● **INFORMATION SHOWN**:
• • •
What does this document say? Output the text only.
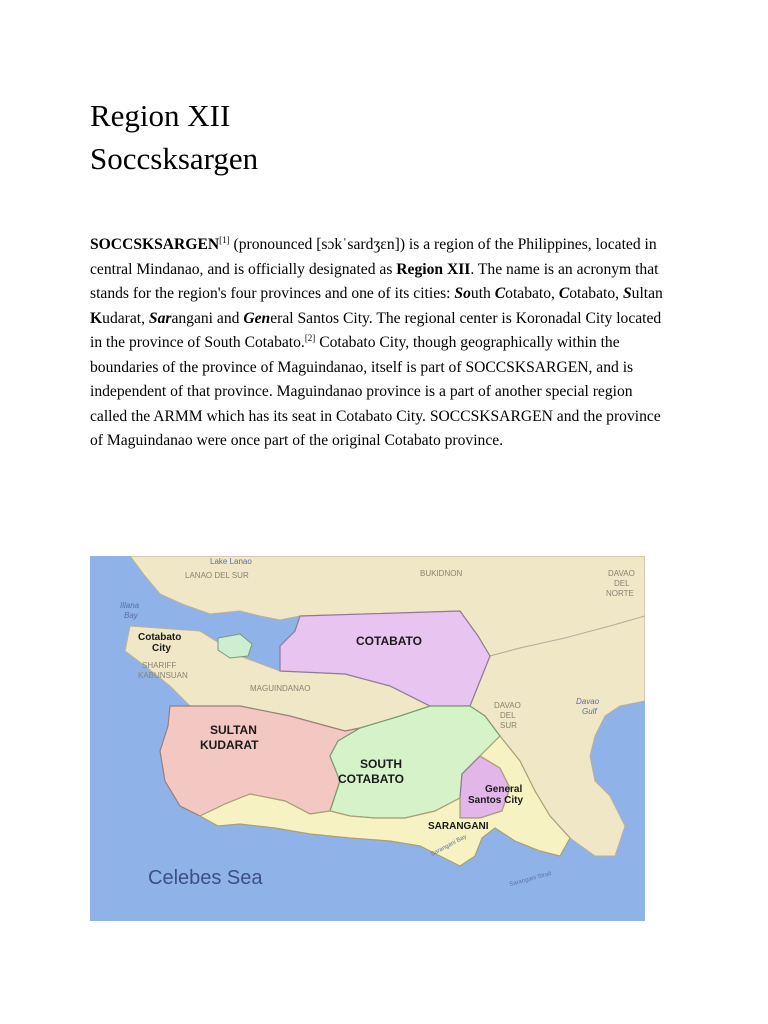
Region XII
Soccsksargen

SOCCSKSARGEN[1] (pronounced [sɔkˈsardʒɛn]) is a region of the Philippines, located in central Mindanao, and is officially designated as Region XII. The name is an acronym that stands for the region's four provinces and one of its cities: South Cotabato, Cotabato, Sultan Kudarat, Sarangani and General Santos City. The regional center is Koronadal City located in the province of South Cotabato.[2] Cotabato City, though geographically within the boundaries of the province of Maguindanao, itself is part of SOCCSKSARGEN, and is independent of that province. Maguindanao province is a part of another special region called the ARMM which has its seat in Cotabato City. SOCCSKSARGEN and the province of Maguindanao were once part of the original Cotabato province.

Lake Lanao
Illana
Bay
Davao
Gulf
Sarangani Bay
Sarangani Strait
Celebes Sea
LANAO DEL SUR	BUKIDNON	DAVAO
DEL
NORTE
SHARIFF
KABUNSUAN
MAGUINDANAO
DAVAO
DEL
SUR
Cotabato
City
COTABATO
SULTAN
KUDARAT
SOUTH
COTABATO
General
Santos City
SARANGANI
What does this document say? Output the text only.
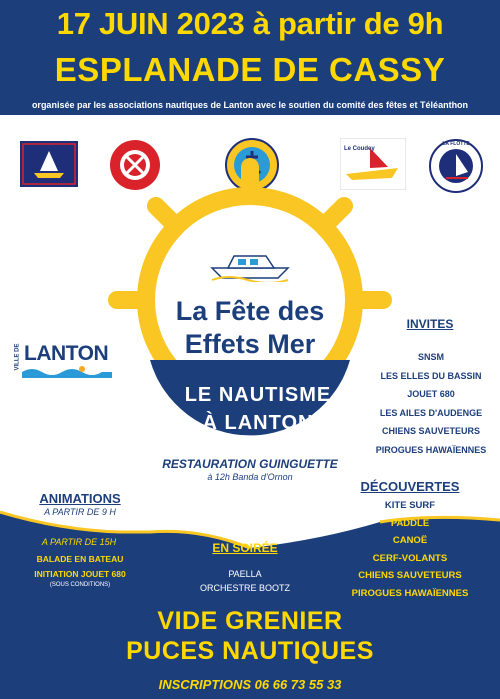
17 JUIN 2023 à partir de 9h
ESPLANADE DE CASSY
organisée par les associations nautiques de Lanton avec le soutien du comité des fêtes et Téléanthon
Le Coudey
LA FLOTTE
VILLE DE LANTON
La Fête des
Effets Mer
LE NAUTISME
À LANTON
INVITES
SNSM
LES ELLES DU BASSIN
JOUET 680
LES AILES D'AUDENGE
CHIENS SAUVETEURS
PIROGUES HAWAÏENNES
RESTAURATION GUINGUETTE
à 12h Banda d'Ornon
ANIMATIONS
A PARTIR DE 9 H
A PARTIR DE 15H
BALADE EN BATEAU
INITIATION JOUET 680
(SOUS CONDITIONS)
EN SOIRÉE
PAELLA
ORCHESTRE BOOTZ
DÉCOUVERTES
KITE SURF
PADDLE
CANOË
CERF-VOLANTS
CHIENS SAUVETEURS
PIROGUES HAWAÏENNES
VIDE GRENIER
PUCES NAUTIQUES
INSCRIPTIONS 06 66 73 55 33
• • •
● **AIM OF THE EXERCISE**: Send back the data above word for word, with the pictures left out.

● **SOLUTION TO THIS EXERCISE**:
What does this document say? Output the text only.
Region XII
Soccsksargen

SOCCSKSARGEN[1] (pronounced [sɔkˈsardʒɛn]) is a region of the Philippines, located in central Mindanao, and is officially designated as Region XII. The name is an acronym that stands for the region's four provinces and one of its cities: South Cotabato, Cotabato, Sultan Kudarat, Sarangani and General Santos City. The regional center is Koronadal City located in the province of South Cotabato.[2] Cotabato City, though geographically within the boundaries of the province of Maguindanao, itself is part of SOCCSKSARGEN, and is independent of that province. Maguindanao province is a part of another special region called the ARMM which has its seat in Cotabato City. SOCCSKSARGEN and the province of Maguindanao were once part of the original Cotabato province.

Lake Lanao
Illana
Bay
Davao
Gulf
Sarangani Bay
Sarangani Strait
Celebes Sea
LANAO DEL SUR	BUKIDNON	DAVAO
DEL
NORTE
SHARIFF
KABUNSUAN
MAGUINDANAO
DAVAO
DEL
SUR
Cotabato
City
COTABATO
SULTAN
KUDARAT
SOUTH
COTABATO
General
Santos City
SARANGANI
What does this document say? Output the text only.
17 JUIN 2023 à partir de 9h
ESPLANADE DE CASSY
organisée par les associations nautiques de Lanton avec le soutien du comité des fêtes et Téléanthon
Le Coudey
LA FLOTTE
VILLE DE LANTON
La Fête des
Effets Mer
LE NAUTISME
À LANTON
INVITES
SNSM
LES ELLES DU BASSIN
JOUET 680
LES AILES D'AUDENGE
CHIENS SAUVETEURS
PIROGUES HAWAÏENNES
RESTAURATION GUINGUETTE
à 12h Banda d'Ornon
ANIMATIONS
A PARTIR DE 9 H
A PARTIR DE 15H
BALADE EN BATEAU
INITIATION JOUET 680
(SOUS CONDITIONS)
EN SOIRÉE
PAELLA
ORCHESTRE BOOTZ
DÉCOUVERTES
KITE SURF
PADDLE
CANOË
CERF-VOLANTS
CHIENS SAUVETEURS
PIROGUES HAWAÏENNES
VIDE GRENIER
PUCES NAUTIQUES
INSCRIPTIONS 06 66 73 55 33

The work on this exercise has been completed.